Complete the following:
1/ According to the review below, why does Charlotte Holmes set out to create a scandal?
2/ In the review below, update everything from "Charlotte Holmes is" down to "creating a scandal.", replacing "headmistress" with "principal".

I’ve mentioned before the special place in my love of historical mysteries that’s reserved for pastiches of the Sherlock Holmes stories, although it’s rare I find a series of those that completely works for me. I’ve been meaning for quite some time to look into the various series set in Victorian times, but in which one or both of the protagonists has their gender switched. Consequently, this book, with both a female Holmes, and later on a female Watson, was bound to appeal. Obviously, there’s more to creating a gender-switch pastiche than simply changing the names and outward appearances of the characters, particularly when considering the era in which the stories are set, so I was equally interested in how the protagonists were going to deal with the restrictions placed upon women by Victorian society.
Charlotte Holmes is not a conventional Victorian miss and has asserted her right to remain single from a young age, extracting a promise from her father that if she takes an interest in pursuits suitable for a young lady, yet is still unmarried by the age of 25, then he will supply her with the money required to pursue her dream of becoming headmistress of a girls school. Recently, however, it has become apparent that Sir Henry Holmes has no intention of keeping his side of the bargain, and so Charlotte sets out to make herself unmarriageable by creating a scandal.

(Some lines)
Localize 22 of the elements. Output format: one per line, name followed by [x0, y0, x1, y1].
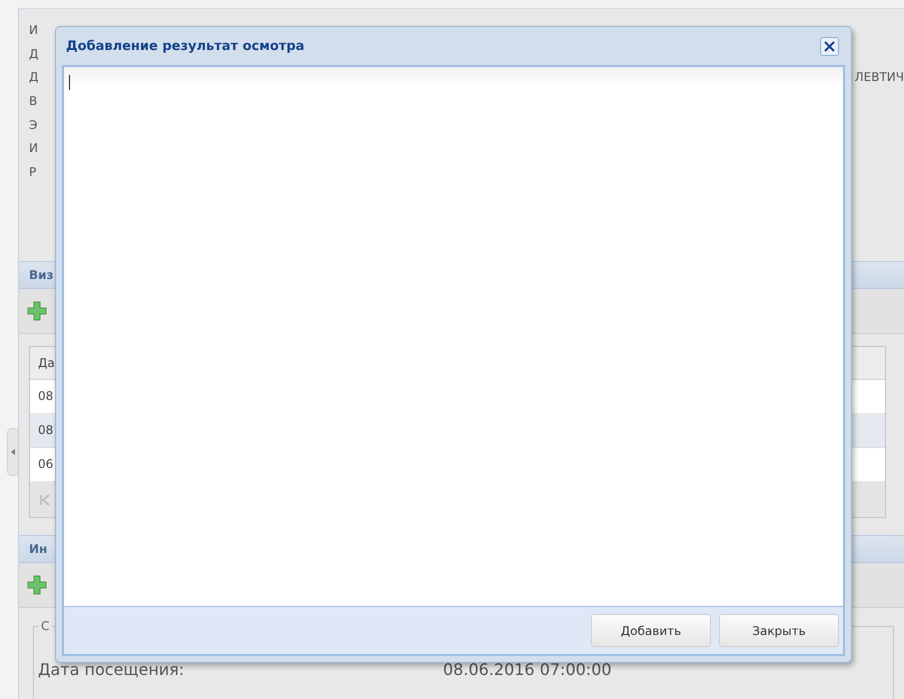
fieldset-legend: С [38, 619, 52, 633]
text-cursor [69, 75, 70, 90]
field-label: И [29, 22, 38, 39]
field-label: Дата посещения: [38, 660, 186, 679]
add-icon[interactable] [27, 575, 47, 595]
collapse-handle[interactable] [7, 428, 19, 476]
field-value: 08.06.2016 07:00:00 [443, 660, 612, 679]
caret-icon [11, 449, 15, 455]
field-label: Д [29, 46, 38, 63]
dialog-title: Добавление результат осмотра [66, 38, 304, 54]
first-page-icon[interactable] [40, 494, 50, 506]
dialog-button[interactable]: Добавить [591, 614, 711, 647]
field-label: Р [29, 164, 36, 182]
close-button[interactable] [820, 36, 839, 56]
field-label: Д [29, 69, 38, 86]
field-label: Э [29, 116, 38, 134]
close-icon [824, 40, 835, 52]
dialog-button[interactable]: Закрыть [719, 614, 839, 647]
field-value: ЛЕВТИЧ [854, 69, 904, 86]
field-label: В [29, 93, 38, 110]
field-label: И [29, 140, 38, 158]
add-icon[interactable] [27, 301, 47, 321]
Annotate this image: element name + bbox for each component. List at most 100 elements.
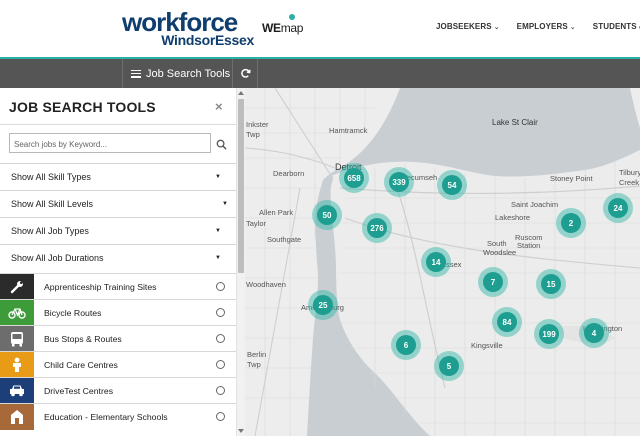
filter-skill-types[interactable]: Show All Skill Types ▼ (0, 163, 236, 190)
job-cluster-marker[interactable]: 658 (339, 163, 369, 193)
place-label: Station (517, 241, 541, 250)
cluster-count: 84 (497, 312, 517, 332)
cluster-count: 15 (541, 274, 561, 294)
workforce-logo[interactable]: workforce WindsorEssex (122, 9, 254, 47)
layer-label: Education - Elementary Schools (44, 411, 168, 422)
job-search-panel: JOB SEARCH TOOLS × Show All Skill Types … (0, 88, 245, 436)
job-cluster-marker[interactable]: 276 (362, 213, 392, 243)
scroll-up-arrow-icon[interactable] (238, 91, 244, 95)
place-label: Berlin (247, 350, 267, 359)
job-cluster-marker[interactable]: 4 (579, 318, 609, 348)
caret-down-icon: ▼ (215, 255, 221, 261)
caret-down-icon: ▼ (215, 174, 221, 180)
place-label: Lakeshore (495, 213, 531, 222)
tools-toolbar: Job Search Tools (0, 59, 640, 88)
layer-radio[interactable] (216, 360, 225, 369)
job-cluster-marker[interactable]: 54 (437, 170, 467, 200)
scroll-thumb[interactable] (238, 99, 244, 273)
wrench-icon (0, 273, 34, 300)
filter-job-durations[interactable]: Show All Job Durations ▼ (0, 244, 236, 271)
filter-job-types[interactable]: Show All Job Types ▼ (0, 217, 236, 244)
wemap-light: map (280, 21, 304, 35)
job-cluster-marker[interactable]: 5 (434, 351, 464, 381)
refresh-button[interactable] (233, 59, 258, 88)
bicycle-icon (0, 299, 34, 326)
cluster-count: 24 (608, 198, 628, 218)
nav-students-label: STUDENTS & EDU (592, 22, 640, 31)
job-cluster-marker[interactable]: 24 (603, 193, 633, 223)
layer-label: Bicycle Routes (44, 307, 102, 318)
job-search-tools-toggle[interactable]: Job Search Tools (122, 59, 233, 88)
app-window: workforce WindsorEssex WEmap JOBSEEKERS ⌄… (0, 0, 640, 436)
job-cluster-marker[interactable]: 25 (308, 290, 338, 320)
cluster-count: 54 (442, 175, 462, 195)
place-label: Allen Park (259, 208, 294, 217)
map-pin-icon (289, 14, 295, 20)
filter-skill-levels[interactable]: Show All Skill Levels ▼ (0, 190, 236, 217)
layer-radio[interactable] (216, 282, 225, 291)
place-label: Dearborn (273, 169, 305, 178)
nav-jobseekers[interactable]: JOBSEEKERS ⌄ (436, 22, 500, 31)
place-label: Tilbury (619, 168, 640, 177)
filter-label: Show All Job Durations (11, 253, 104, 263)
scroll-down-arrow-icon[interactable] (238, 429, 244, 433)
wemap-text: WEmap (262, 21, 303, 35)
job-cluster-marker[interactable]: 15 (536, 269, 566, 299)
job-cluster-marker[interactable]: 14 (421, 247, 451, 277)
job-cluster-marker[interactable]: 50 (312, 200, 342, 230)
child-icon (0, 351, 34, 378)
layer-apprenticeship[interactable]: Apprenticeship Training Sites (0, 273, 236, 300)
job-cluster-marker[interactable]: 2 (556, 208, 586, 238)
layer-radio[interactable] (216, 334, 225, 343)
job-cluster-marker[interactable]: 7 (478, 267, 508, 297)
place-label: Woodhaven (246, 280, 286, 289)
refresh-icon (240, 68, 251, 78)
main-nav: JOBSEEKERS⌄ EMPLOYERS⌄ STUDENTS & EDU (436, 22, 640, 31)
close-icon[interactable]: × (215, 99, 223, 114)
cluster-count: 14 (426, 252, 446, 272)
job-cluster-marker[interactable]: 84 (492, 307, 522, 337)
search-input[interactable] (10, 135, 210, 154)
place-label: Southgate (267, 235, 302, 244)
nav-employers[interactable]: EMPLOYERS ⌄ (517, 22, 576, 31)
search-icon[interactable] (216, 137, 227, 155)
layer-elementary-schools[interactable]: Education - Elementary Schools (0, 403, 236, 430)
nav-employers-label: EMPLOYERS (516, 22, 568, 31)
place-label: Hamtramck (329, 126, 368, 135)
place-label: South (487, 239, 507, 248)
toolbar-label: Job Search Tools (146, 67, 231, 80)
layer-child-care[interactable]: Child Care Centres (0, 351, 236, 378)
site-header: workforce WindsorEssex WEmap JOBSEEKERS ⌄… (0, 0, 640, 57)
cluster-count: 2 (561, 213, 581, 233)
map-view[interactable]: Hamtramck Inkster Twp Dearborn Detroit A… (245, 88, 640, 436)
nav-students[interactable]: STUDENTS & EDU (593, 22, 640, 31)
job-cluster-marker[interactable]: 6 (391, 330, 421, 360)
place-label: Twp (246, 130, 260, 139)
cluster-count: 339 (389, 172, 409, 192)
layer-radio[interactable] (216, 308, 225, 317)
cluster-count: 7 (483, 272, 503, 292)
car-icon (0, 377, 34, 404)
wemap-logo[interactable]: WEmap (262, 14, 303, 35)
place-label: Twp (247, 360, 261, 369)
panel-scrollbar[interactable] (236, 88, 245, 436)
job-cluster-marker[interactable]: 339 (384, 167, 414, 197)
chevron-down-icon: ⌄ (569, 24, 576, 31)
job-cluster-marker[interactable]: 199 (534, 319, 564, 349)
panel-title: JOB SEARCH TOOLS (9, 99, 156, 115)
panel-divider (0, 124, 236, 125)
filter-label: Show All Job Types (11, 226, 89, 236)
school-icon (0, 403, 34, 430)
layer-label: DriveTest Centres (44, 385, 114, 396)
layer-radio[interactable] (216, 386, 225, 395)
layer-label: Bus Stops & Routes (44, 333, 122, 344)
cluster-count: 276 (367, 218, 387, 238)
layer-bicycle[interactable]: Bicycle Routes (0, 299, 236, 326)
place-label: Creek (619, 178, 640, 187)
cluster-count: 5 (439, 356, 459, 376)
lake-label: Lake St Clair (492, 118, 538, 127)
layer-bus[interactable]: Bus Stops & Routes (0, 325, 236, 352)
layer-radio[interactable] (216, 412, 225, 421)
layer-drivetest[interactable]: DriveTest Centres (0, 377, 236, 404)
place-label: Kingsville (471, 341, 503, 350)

Responses:
1/ Her father promised to give her the money to become headmistress of a girls' school if she was still unmarried at 25. It has become clear that Sir Henry Holmes does not intend to keep that promise, so Charlotte tries to make herself unmarriageable by causing a scandal.

2/
Charlotte Holmes is not a conventional Victorian miss and has asserted her right to remain single from a young age, extracting a promise from her father that if she takes an interest in pursuits suitable for a young lady, yet is still unmarried by the age of 25, then he will supply her with the money required to pursue her dream of becoming principal of a girls school. Recently, however, it has become apparent that Sir Henry Holmes has no intention of keeping his side of the bargain, and so Charlotte sets out to make herself unmarriageable by creating a scandal.